Records from a collection of figures
# # # #

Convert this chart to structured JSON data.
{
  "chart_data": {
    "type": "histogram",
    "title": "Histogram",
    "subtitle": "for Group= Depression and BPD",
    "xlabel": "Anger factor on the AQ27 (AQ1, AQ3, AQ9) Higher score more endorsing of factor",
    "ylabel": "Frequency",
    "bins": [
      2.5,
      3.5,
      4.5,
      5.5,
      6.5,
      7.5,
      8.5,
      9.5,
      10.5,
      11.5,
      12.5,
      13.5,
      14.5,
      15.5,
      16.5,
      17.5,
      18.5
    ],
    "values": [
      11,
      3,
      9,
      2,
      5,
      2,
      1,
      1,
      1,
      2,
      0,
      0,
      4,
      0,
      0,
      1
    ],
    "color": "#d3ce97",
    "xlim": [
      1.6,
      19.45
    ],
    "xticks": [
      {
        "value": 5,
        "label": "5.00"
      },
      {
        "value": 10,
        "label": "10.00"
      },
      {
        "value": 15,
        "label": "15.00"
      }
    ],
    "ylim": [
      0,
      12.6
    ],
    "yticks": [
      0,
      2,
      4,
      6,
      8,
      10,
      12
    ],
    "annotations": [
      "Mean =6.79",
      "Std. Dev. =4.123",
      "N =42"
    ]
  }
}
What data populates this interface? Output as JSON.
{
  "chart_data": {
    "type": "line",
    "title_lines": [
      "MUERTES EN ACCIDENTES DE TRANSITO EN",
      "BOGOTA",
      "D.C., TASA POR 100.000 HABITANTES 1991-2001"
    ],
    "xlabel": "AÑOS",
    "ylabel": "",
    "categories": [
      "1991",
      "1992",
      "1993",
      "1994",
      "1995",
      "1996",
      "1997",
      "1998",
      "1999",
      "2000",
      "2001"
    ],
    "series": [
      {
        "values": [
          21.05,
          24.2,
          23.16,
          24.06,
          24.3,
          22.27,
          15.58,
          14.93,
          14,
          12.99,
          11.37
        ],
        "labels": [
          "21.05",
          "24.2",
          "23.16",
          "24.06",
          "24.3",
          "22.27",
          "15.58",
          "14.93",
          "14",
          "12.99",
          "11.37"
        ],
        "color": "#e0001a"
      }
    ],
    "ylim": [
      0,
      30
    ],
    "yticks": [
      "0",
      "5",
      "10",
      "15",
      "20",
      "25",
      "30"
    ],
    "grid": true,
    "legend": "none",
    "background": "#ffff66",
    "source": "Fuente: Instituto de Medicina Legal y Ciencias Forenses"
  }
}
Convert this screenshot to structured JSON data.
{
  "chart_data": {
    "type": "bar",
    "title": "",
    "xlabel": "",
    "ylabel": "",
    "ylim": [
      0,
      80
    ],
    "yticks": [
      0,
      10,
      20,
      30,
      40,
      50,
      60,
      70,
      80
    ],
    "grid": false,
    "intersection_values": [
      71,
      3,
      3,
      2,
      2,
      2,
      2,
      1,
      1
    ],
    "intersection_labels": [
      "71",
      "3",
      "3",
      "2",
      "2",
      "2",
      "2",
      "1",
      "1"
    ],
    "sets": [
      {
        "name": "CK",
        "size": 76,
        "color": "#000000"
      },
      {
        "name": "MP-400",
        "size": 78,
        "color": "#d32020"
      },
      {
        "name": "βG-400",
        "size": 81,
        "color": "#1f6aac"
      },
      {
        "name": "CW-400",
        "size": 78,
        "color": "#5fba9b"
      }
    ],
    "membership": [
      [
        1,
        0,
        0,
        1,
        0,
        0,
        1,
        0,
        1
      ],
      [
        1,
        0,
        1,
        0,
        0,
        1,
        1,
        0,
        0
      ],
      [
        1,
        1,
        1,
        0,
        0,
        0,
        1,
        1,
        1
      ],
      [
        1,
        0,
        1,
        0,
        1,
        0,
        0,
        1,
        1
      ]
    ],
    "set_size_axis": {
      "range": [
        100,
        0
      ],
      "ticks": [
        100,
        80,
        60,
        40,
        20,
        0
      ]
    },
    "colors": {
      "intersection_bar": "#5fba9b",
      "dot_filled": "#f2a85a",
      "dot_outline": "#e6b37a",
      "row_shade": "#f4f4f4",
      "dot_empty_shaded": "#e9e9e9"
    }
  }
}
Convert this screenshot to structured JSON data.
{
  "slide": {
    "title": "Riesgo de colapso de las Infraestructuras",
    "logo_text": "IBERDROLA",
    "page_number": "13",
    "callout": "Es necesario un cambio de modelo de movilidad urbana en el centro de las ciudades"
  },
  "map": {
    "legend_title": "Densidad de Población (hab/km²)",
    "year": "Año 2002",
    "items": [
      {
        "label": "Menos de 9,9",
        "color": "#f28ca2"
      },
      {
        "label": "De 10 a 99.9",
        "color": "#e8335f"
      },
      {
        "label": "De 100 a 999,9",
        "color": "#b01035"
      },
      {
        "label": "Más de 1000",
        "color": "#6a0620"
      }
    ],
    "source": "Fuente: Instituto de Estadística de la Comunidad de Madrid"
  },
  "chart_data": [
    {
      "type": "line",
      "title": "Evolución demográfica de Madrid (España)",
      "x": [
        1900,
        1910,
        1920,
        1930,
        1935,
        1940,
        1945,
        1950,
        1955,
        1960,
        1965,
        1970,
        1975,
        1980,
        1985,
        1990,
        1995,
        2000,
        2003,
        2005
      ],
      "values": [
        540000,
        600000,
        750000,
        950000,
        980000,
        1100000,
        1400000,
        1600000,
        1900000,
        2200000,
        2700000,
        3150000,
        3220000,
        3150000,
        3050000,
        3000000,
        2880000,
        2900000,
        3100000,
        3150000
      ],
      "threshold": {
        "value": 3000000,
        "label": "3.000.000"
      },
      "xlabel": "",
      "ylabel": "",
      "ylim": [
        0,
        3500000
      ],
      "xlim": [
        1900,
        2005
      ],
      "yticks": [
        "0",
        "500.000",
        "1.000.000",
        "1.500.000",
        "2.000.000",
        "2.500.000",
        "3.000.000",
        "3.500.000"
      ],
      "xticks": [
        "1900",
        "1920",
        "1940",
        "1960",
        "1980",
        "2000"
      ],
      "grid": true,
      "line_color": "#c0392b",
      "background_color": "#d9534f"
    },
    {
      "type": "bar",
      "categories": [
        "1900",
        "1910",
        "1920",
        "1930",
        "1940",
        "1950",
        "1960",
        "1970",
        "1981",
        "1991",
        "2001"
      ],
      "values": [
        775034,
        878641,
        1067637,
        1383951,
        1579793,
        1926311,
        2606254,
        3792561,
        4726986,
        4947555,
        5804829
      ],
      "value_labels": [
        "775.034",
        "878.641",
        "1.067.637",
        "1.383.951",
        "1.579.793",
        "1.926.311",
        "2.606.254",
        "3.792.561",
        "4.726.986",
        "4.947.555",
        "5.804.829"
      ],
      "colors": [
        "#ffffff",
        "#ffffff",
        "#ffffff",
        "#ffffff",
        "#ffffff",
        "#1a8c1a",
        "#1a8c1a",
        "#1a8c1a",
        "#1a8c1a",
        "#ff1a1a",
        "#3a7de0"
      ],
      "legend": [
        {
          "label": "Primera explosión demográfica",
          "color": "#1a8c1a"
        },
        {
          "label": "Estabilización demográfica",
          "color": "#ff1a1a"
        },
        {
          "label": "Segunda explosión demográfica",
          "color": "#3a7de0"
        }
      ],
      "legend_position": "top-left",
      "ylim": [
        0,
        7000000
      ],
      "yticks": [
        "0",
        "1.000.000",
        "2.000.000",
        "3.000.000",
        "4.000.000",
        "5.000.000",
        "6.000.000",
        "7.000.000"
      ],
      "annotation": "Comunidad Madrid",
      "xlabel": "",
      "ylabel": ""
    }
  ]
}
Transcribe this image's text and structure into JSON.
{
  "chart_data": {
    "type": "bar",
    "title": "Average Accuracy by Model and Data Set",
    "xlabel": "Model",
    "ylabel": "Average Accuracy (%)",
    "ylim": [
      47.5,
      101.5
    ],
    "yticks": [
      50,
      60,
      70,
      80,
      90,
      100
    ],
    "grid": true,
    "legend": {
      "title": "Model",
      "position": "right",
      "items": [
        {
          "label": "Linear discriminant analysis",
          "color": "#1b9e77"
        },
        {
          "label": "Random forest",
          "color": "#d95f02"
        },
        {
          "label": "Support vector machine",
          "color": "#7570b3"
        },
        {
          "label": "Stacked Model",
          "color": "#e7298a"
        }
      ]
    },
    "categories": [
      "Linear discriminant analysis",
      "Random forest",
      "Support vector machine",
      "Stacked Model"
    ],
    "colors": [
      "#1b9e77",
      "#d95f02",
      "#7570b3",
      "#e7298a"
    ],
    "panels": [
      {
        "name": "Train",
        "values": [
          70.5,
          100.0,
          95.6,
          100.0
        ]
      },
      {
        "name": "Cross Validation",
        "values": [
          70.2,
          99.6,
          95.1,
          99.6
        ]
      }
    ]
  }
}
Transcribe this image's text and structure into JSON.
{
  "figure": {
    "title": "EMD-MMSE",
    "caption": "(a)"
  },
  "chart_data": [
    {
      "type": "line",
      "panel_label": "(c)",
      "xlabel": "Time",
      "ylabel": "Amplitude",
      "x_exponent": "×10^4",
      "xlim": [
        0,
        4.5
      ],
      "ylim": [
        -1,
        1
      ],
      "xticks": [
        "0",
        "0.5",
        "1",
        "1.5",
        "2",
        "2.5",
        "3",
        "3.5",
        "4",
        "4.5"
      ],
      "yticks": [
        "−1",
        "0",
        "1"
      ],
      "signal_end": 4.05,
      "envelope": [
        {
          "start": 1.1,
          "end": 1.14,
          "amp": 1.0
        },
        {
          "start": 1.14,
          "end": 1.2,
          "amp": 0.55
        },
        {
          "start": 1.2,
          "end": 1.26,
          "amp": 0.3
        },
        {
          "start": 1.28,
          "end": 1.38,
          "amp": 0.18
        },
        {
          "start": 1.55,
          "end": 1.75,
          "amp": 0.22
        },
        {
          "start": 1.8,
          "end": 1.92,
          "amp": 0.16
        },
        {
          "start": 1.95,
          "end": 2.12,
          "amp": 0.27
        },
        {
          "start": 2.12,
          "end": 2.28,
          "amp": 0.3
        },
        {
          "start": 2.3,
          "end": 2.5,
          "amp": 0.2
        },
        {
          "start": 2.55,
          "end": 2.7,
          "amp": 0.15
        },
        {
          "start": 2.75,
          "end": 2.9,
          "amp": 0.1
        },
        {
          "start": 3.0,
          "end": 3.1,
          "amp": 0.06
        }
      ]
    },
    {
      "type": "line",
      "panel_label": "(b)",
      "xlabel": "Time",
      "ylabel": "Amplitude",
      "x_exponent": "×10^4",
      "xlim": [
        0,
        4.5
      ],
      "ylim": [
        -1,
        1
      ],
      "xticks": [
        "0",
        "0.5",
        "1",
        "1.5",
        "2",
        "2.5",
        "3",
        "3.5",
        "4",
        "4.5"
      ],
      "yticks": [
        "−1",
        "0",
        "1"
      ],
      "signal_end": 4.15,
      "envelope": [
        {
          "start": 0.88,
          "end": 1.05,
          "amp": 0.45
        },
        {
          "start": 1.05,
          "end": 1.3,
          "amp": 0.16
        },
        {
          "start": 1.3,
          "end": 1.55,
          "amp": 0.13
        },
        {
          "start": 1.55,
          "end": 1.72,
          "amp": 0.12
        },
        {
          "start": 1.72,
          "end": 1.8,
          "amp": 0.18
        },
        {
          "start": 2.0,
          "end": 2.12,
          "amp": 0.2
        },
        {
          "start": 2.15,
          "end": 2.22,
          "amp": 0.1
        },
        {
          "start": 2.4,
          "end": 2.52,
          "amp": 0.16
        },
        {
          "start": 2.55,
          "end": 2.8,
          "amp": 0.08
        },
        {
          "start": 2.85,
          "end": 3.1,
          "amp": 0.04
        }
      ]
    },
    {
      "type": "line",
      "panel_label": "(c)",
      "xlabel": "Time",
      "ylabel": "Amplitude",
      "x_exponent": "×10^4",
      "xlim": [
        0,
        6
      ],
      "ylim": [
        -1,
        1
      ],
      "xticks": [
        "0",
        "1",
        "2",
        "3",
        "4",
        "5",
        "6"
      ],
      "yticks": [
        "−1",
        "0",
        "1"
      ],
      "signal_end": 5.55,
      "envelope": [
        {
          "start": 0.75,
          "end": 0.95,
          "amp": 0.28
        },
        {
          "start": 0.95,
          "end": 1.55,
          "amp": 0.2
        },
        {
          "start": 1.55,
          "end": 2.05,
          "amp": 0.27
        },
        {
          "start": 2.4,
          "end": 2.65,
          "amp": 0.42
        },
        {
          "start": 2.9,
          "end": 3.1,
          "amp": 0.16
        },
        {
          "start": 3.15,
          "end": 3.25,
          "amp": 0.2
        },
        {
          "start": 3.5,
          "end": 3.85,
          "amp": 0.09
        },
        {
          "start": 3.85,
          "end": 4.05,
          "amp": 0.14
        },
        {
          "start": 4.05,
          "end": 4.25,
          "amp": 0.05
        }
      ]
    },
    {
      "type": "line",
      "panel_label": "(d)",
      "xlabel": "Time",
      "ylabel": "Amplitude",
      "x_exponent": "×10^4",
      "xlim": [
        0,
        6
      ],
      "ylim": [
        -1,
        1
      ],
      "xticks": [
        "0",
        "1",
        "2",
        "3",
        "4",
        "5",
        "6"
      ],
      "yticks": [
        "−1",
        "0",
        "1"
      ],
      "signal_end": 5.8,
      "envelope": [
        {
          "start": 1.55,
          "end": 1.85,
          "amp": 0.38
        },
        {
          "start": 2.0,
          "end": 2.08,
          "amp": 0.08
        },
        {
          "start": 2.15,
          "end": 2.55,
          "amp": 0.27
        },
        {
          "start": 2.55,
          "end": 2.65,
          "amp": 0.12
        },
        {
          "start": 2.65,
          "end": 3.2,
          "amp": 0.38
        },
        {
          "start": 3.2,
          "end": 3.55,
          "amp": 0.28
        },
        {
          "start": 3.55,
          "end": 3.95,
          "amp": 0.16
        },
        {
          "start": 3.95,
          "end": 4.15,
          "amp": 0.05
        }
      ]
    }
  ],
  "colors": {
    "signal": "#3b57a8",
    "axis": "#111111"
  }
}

# # # #

▶ **Written exercise**:
Of the lines in this material, state how many hold the string "Comunidad". Write no other words.

▶ **Solution**:
2